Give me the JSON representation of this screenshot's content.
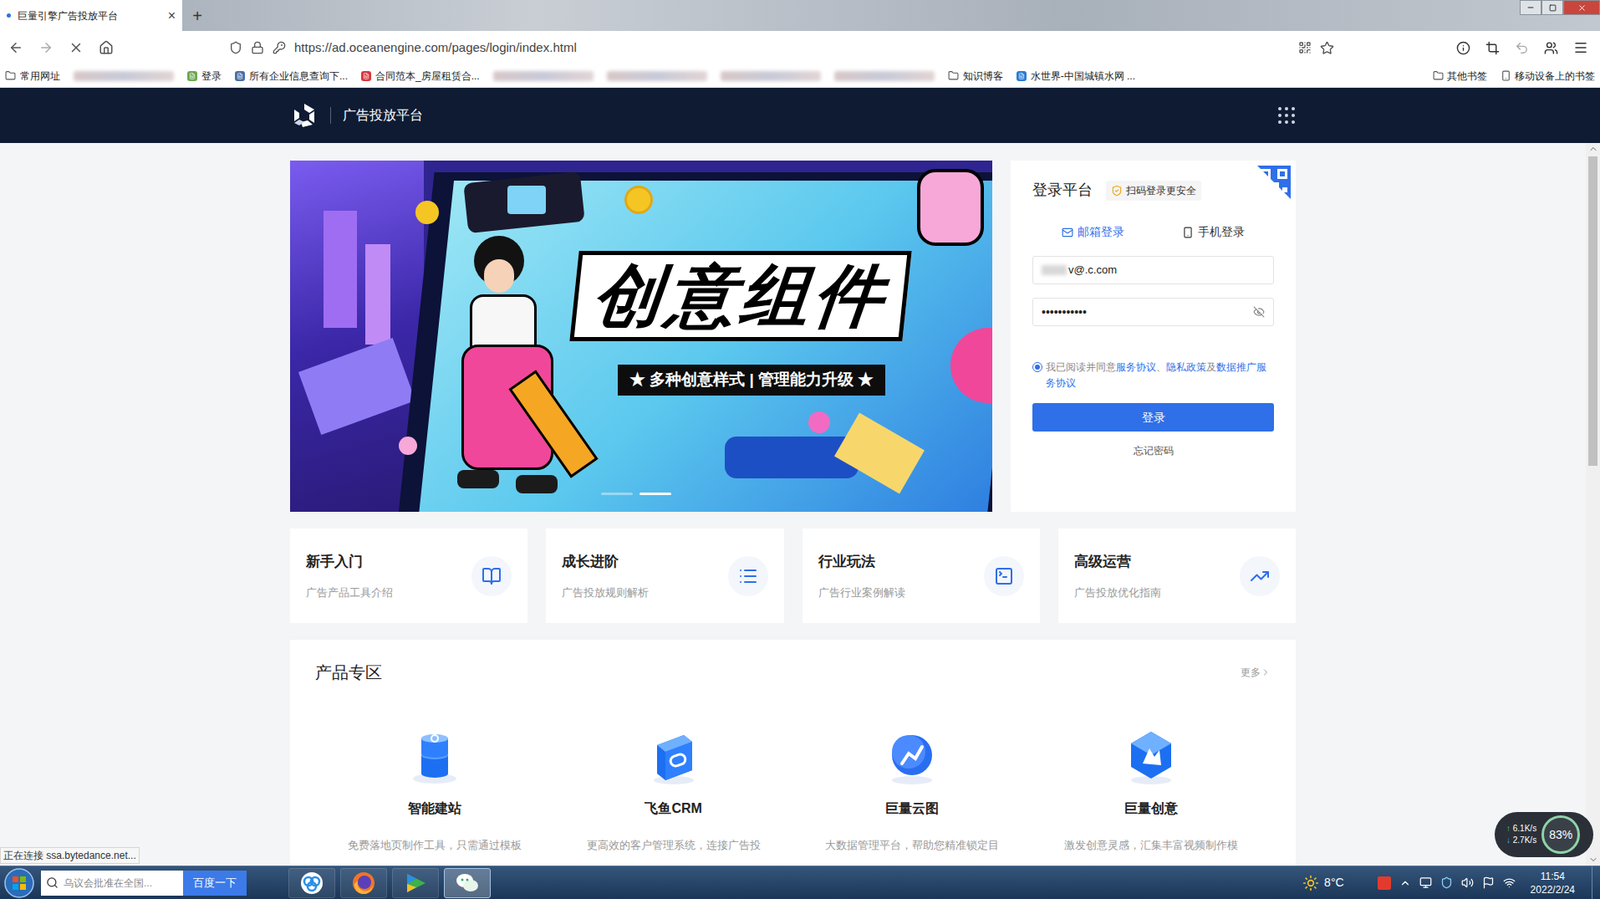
{
  "browser": {
    "tab": {
      "title": "巨量引擎广告投放平台",
      "close": "×",
      "loading": true,
      "selected": true
    },
    "new_tab": "+",
    "url": "https://ad.oceanengine.com/pages/login/index.html",
    "bookmarks": [
      {
        "kind": "folder",
        "label": "常用网址"
      },
      {
        "kind": "blurred"
      },
      {
        "kind": "link",
        "label": "登录",
        "color": "#6aa84f"
      },
      {
        "kind": "link",
        "label": "所有企业信息查询下...",
        "color": "#4a6fa5"
      },
      {
        "kind": "link",
        "label": "合同范本_房屋租赁合...",
        "color": "#d9363e"
      },
      {
        "kind": "blurred"
      },
      {
        "kind": "blurred"
      },
      {
        "kind": "blurred"
      },
      {
        "kind": "blurred"
      },
      {
        "kind": "folder",
        "label": "知识博客"
      },
      {
        "kind": "link",
        "label": "水世界-中国城镇水网 ...",
        "color": "#2a7bd3"
      }
    ],
    "bookmarks_right": [
      {
        "kind": "folder",
        "label": "其他书签"
      },
      {
        "kind": "mobile",
        "label": "移动设备上的书签"
      }
    ],
    "status": "正在连接 ssa.bytedance.net..."
  },
  "header": {
    "title": "广告投放平台"
  },
  "banner": {
    "headline": "创意组件",
    "tagline": "★ 多种创意样式 | 管理能力升级 ★",
    "slides": [
      {
        "selected": false
      },
      {
        "selected": true
      }
    ]
  },
  "login": {
    "title": "登录平台",
    "badge": "扫码登录更安全",
    "tabs": [
      {
        "label": "邮箱登录",
        "kind": "mail",
        "selected": true
      },
      {
        "label": "手机登录",
        "kind": "phone",
        "selected": false
      }
    ],
    "email": "v@.c.com",
    "password": "•••••••••••",
    "agreement": {
      "checked": true,
      "parts": [
        {
          "text": "我已阅读并同意",
          "link": false
        },
        {
          "text": "服务协议",
          "link": true
        },
        {
          "text": "、",
          "link": false
        },
        {
          "text": "隐私政策",
          "link": true
        },
        {
          "text": "及",
          "link": false
        },
        {
          "text": "数据推广服务协议",
          "link": true
        }
      ]
    },
    "button": "登录",
    "forgot": "忘记密码"
  },
  "guides": [
    {
      "title": "新手入门",
      "subtitle": "广告产品工具介绍",
      "kind": "book"
    },
    {
      "title": "成长进阶",
      "subtitle": "广告投放规则解析",
      "kind": "list"
    },
    {
      "title": "行业玩法",
      "subtitle": "广告行业案例解读",
      "kind": "terminal"
    },
    {
      "title": "高级运营",
      "subtitle": "广告投放优化指南",
      "kind": "chart"
    }
  ],
  "products": {
    "title": "产品专区",
    "more": "更多",
    "items": [
      {
        "name": "智能建站",
        "desc": "免费落地页制作工具，只需通过模板",
        "kind": "stack"
      },
      {
        "name": "飞鱼CRM",
        "desc": "更高效的客户管理系统，连接广告投",
        "kind": "tile"
      },
      {
        "name": "巨量云图",
        "desc": "大数据管理平台，帮助您精准锁定目",
        "kind": "orb"
      },
      {
        "name": "巨量创意",
        "desc": "激发创意灵感，汇集丰富视频制作模",
        "kind": "hex"
      }
    ]
  },
  "net_widget": {
    "up": "6.1K/s",
    "down": "2.7K/s",
    "percent": "83%"
  },
  "taskbar": {
    "search": {
      "placeholder": "乌议会批准在全国...",
      "button": "百度一下"
    },
    "apps": [
      {
        "kind": "cloud",
        "active": false
      },
      {
        "kind": "firefox",
        "active": false
      },
      {
        "kind": "player",
        "active": false
      },
      {
        "kind": "wechat",
        "active": true
      }
    ],
    "weather": "8°C",
    "time": "11:54",
    "date": "2022/2/24"
  }
}
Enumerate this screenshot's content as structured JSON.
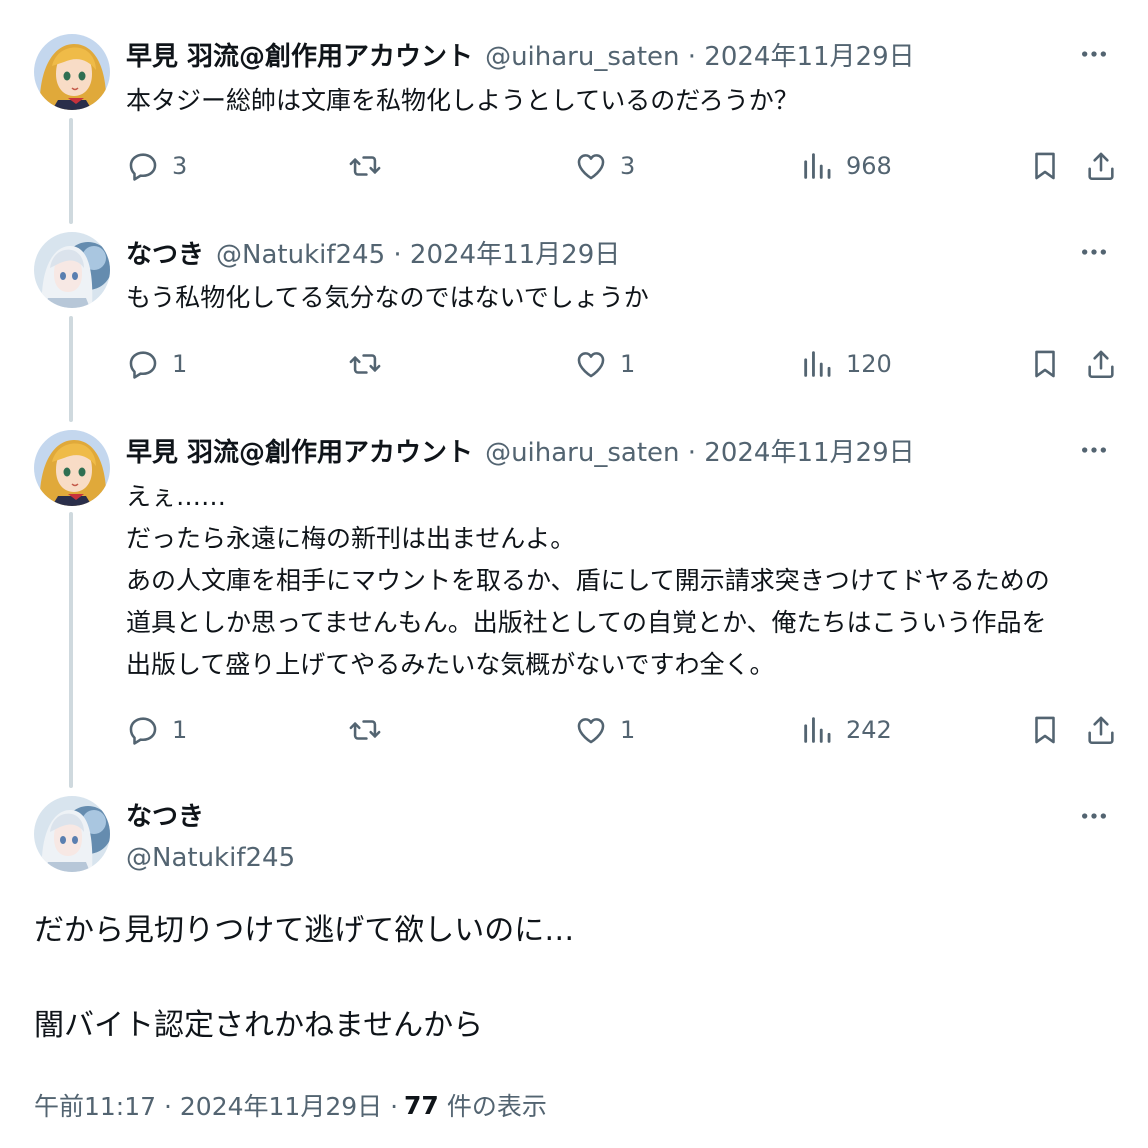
•••••
> [Written problem]:
Return the records exactly. Don't carry the pictures over.

> [Solution to the problem]:
Give me the JSON representation of this screenshot's content.
{
  "browser": {
    "tab": {
      "title": "巨量引擎广告投放平台",
      "close": "×",
      "loading": true,
      "selected": true
    },
    "new_tab": "+",
    "url": "https://ad.oceanengine.com/pages/login/index.html",
    "bookmarks": [
      {
        "kind": "folder",
        "label": "常用网址"
      },
      {
        "kind": "blurred"
      },
      {
        "kind": "link",
        "label": "登录",
        "color": "#6aa84f"
      },
      {
        "kind": "link",
        "label": "所有企业信息查询下...",
        "color": "#4a6fa5"
      },
      {
        "kind": "link",
        "label": "合同范本_房屋租赁合...",
        "color": "#d9363e"
      },
      {
        "kind": "blurred"
      },
      {
        "kind": "blurred"
      },
      {
        "kind": "blurred"
      },
      {
        "kind": "blurred"
      },
      {
        "kind": "folder",
        "label": "知识博客"
      },
      {
        "kind": "link",
        "label": "水世界-中国城镇水网 ...",
        "color": "#2a7bd3"
      }
    ],
    "bookmarks_right": [
      {
        "kind": "folder",
        "label": "其他书签"
      },
      {
        "kind": "mobile",
        "label": "移动设备上的书签"
      }
    ],
    "status": "正在连接 ssa.bytedance.net..."
  },
  "header": {
    "title": "广告投放平台"
  },
  "banner": {
    "headline": "创意组件",
    "tagline": "★ 多种创意样式 | 管理能力升级 ★",
    "slides": [
      {
        "selected": false
      },
      {
        "selected": true
      }
    ]
  },
  "login": {
    "title": "登录平台",
    "badge": "扫码登录更安全",
    "tabs": [
      {
        "label": "邮箱登录",
        "kind": "mail",
        "selected": true
      },
      {
        "label": "手机登录",
        "kind": "phone",
        "selected": false
      }
    ],
    "email": "v@.c.com",
    "password": "•••••••••••",
    "agreement": {
      "checked": true,
      "parts": [
        {
          "text": "我已阅读并同意",
          "link": false
        },
        {
          "text": "服务协议",
          "link": true
        },
        {
          "text": "、",
          "link": false
        },
        {
          "text": "隐私政策",
          "link": true
        },
        {
          "text": "及",
          "link": false
        },
        {
          "text": "数据推广服务协议",
          "link": true
        }
      ]
    },
    "button": "登录",
    "forgot": "忘记密码"
  },
  "guides": [
    {
      "title": "新手入门",
      "subtitle": "广告产品工具介绍",
      "kind": "book"
    },
    {
      "title": "成长进阶",
      "subtitle": "广告投放规则解析",
      "kind": "list"
    },
    {
      "title": "行业玩法",
      "subtitle": "广告行业案例解读",
      "kind": "terminal"
    },
    {
      "title": "高级运营",
      "subtitle": "广告投放优化指南",
      "kind": "chart"
    }
  ],
  "products": {
    "title": "产品专区",
    "more": "更多",
    "items": [
      {
        "name": "智能建站",
        "desc": "免费落地页制作工具，只需通过模板",
        "kind": "stack"
      },
      {
        "name": "飞鱼CRM",
        "desc": "更高效的客户管理系统，连接广告投",
        "kind": "tile"
      },
      {
        "name": "巨量云图",
        "desc": "大数据管理平台，帮助您精准锁定目",
        "kind": "orb"
      },
      {
        "name": "巨量创意",
        "desc": "激发创意灵感，汇集丰富视频制作模",
        "kind": "hex"
      }
    ]
  },
  "net_widget": {
    "up": "6.1K/s",
    "down": "2.7K/s",
    "percent": "83%"
  },
  "taskbar": {
    "search": {
      "placeholder": "乌议会批准在全国...",
      "button": "百度一下"
    },
    "apps": [
      {
        "kind": "cloud",
        "active": false
      },
      {
        "kind": "firefox",
        "active": false
      },
      {
        "kind": "player",
        "active": false
      },
      {
        "kind": "wechat",
        "active": true
      }
    ],
    "weather": "8°C",
    "time": "11:54",
    "date": "2022/2/24"
  }
}
Enumerate this screenshot's content as structured JSON.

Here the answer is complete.